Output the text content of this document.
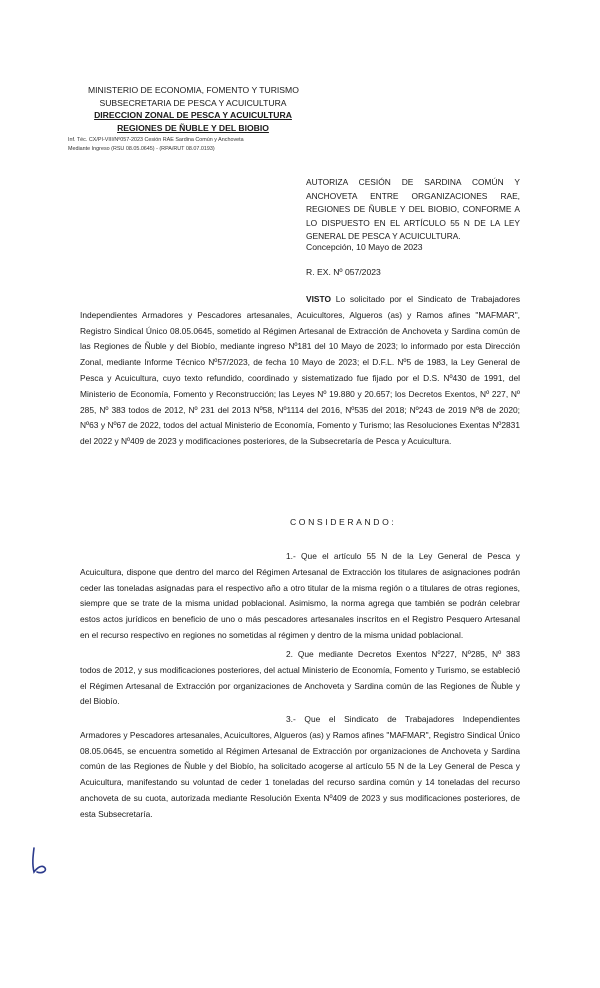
MINISTERIO DE ECONOMIA, FOMENTO Y TURISMO
SUBSECRETARIA DE PESCA Y ACUICULTURA
DIRECCION ZONAL DE PESCA Y ACUICULTURA
REGIONES DE ÑUBLE Y DEL BIOBIO
Inf. Téc. CX/PI-VIII/Nº057-2023 Cesión RAE Sardina Común y Anchoveta
Mediante Ingreso (RSU 08.05.0645) - (RPA/RUT 08.07.0193)
AUTORIZA CESIÓN DE SARDINA COMÚN Y ANCHOVETA ENTRE ORGANIZACIONES RAE, REGIONES DE ÑUBLE Y DEL BIOBIO, CONFORME A LO DISPUESTO EN EL ARTÍCULO 55 N DE LA LEY GENERAL DE PESCA Y ACUICULTURA.
Concepción, 10 Mayo de 2023
R. EX. Nº 057/2023
VISTO Lo solicitado por el Sindicato de Trabajadores Independientes Armadores y Pescadores artesanales, Acuicultores, Algueros (as) y Ramos afines "MAFMAR", Registro Sindical Único 08.05.0645, sometido al Régimen Artesanal de Extracción de Anchoveta y Sardina común de las Regiones de Ñuble y del Biobío, mediante ingreso Nº181 del 10 Mayo de 2023; lo informado por esta Dirección Zonal, mediante Informe Técnico Nº57/2023, de fecha 10 Mayo de 2023; el D.F.L. Nº5 de 1983, la Ley General de Pesca y Acuicultura, cuyo texto refundido, coordinado y sistematizado fue fijado por el D.S. Nº430 de 1991, del Ministerio de Economía, Fomento y Reconstrucción; las Leyes Nº 19.880 y 20.657; los Decretos Exentos, Nº 227, Nº 285, Nº 383 todos de 2012, Nº 231 del 2013 Nº58, Nº1114 del 2016, Nº535 del 2018; Nº243 de 2019 Nº8 de 2020; Nº63 y Nº67 de 2022, todos del actual Ministerio de Economía, Fomento y Turismo; las Resoluciones Exentas Nº2831 del 2022 y Nº409 de 2023 y modificaciones posteriores, de la Subsecretaría de Pesca y Acuicultura.
CONSIDERANDO:
1.- Que el artículo 55 N de la Ley General de Pesca y Acuicultura, dispone que dentro del marco del Régimen Artesanal de Extracción los titulares de asignaciones podrán ceder las toneladas asignadas para el respectivo año a otro titular de la misma región o a titulares de otras regiones, siempre que se trate de la misma unidad poblacional. Asimismo, la norma agrega que también se podrán celebrar estos actos jurídicos en beneficio de uno o más pescadores artesanales inscritos en el Registro Pesquero Artesanal en el recurso respectivo en regiones no sometidas al régimen y dentro de la misma unidad poblacional.
2. Que mediante Decretos Exentos Nº227, Nº285, Nº 383 todos de 2012, y sus modificaciones posteriores, del actual Ministerio de Economía, Fomento y Turismo, se estableció el Régimen Artesanal de Extracción por organizaciones de Anchoveta y Sardina común de las Regiones de Ñuble y del Biobío.
3.- Que el Sindicato de Trabajadores Independientes Armadores y Pescadores artesanales, Acuicultores, Algueros (as) y Ramos afines "MAFMAR", Registro Sindical Único 08.05.0645, se encuentra sometido al Régimen Artesanal de Extracción por organizaciones de Anchoveta y Sardina común de las Regiones de Ñuble y del Biobío, ha solicitado acogerse al artículo 55 N de la Ley General de Pesca y Acuicultura, manifestando su voluntad de ceder 1 toneladas del recurso sardina común y 14 toneladas del recurso anchoveta de su cuota, autorizada mediante Resolución Exenta Nº409 de 2023 y sus modificaciones posteriores, de esta Subsecretaría.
━━━━━━━━━━━━━━━━━━━━
→ OBJECTIVE:
Leave out the pictures and restate everything else word for word.

→ EXERCISE SOLUTION:
Output the text content of this document.
MINISTERIO DE ECONOMIA, FOMENTO Y TURISMO
SUBSECRETARIA DE PESCA Y ACUICULTURA
DIRECCION ZONAL DE PESCA Y ACUICULTURA
REGIONES DE ÑUBLE Y DEL BIOBIO
Inf. Téc. CX/PI-VIII/Nº057-2023 Cesión RAE Sardina Común y Anchoveta
Mediante Ingreso (RSU 08.05.0645) - (RPA/RUT 08.07.0193)
AUTORIZA CESIÓN DE SARDINA COMÚN Y ANCHOVETA ENTRE ORGANIZACIONES RAE, REGIONES DE ÑUBLE Y DEL BIOBIO, CONFORME A LO DISPUESTO EN EL ARTÍCULO 55 N DE LA LEY GENERAL DE PESCA Y ACUICULTURA.
Concepción, 10 Mayo de 2023
R. EX. Nº 057/2023
VISTO Lo solicitado por el Sindicato de Trabajadores Independientes Armadores y Pescadores artesanales, Acuicultores, Algueros (as) y Ramos afines "MAFMAR", Registro Sindical Único 08.05.0645, sometido al Régimen Artesanal de Extracción de Anchoveta y Sardina común de las Regiones de Ñuble y del Biobío, mediante ingreso Nº181 del 10 Mayo de 2023; lo informado por esta Dirección Zonal, mediante Informe Técnico Nº57/2023, de fecha 10 Mayo de 2023; el D.F.L. Nº5 de 1983, la Ley General de Pesca y Acuicultura, cuyo texto refundido, coordinado y sistematizado fue fijado por el D.S. Nº430 de 1991, del Ministerio de Economía, Fomento y Reconstrucción; las Leyes Nº 19.880 y 20.657; los Decretos Exentos, Nº 227, Nº 285, Nº 383 todos de 2012, Nº 231 del 2013 Nº58, Nº1114 del 2016, Nº535 del 2018; Nº243 de 2019 Nº8 de 2020; Nº63 y Nº67 de 2022, todos del actual Ministerio de Economía, Fomento y Turismo; las Resoluciones Exentas Nº2831 del 2022 y Nº409 de 2023 y modificaciones posteriores, de la Subsecretaría de Pesca y Acuicultura.
CONSIDERANDO:
1.- Que el artículo 55 N de la Ley General de Pesca y Acuicultura, dispone que dentro del marco del Régimen Artesanal de Extracción los titulares de asignaciones podrán ceder las toneladas asignadas para el respectivo año a otro titular de la misma región o a titulares de otras regiones, siempre que se trate de la misma unidad poblacional. Asimismo, la norma agrega que también se podrán celebrar estos actos jurídicos en beneficio de uno o más pescadores artesanales inscritos en el Registro Pesquero Artesanal en el recurso respectivo en regiones no sometidas al régimen y dentro de la misma unidad poblacional.
2. Que mediante Decretos Exentos Nº227, Nº285, Nº 383 todos de 2012, y sus modificaciones posteriores, del actual Ministerio de Economía, Fomento y Turismo, se estableció el Régimen Artesanal de Extracción por organizaciones de Anchoveta y Sardina común de las Regiones de Ñuble y del Biobío.
3.- Que el Sindicato de Trabajadores Independientes Armadores y Pescadores artesanales, Acuicultores, Algueros (as) y Ramos afines "MAFMAR", Registro Sindical Único 08.05.0645, se encuentra sometido al Régimen Artesanal de Extracción por organizaciones de Anchoveta y Sardina común de las Regiones de Ñuble y del Biobío, ha solicitado acogerse al artículo 55 N de la Ley General de Pesca y Acuicultura, manifestando su voluntad de ceder 1 toneladas del recurso sardina común y 14 toneladas del recurso anchoveta de su cuota, autorizada mediante Resolución Exenta Nº409 de 2023 y sus modificaciones posteriores, de esta Subsecretaría.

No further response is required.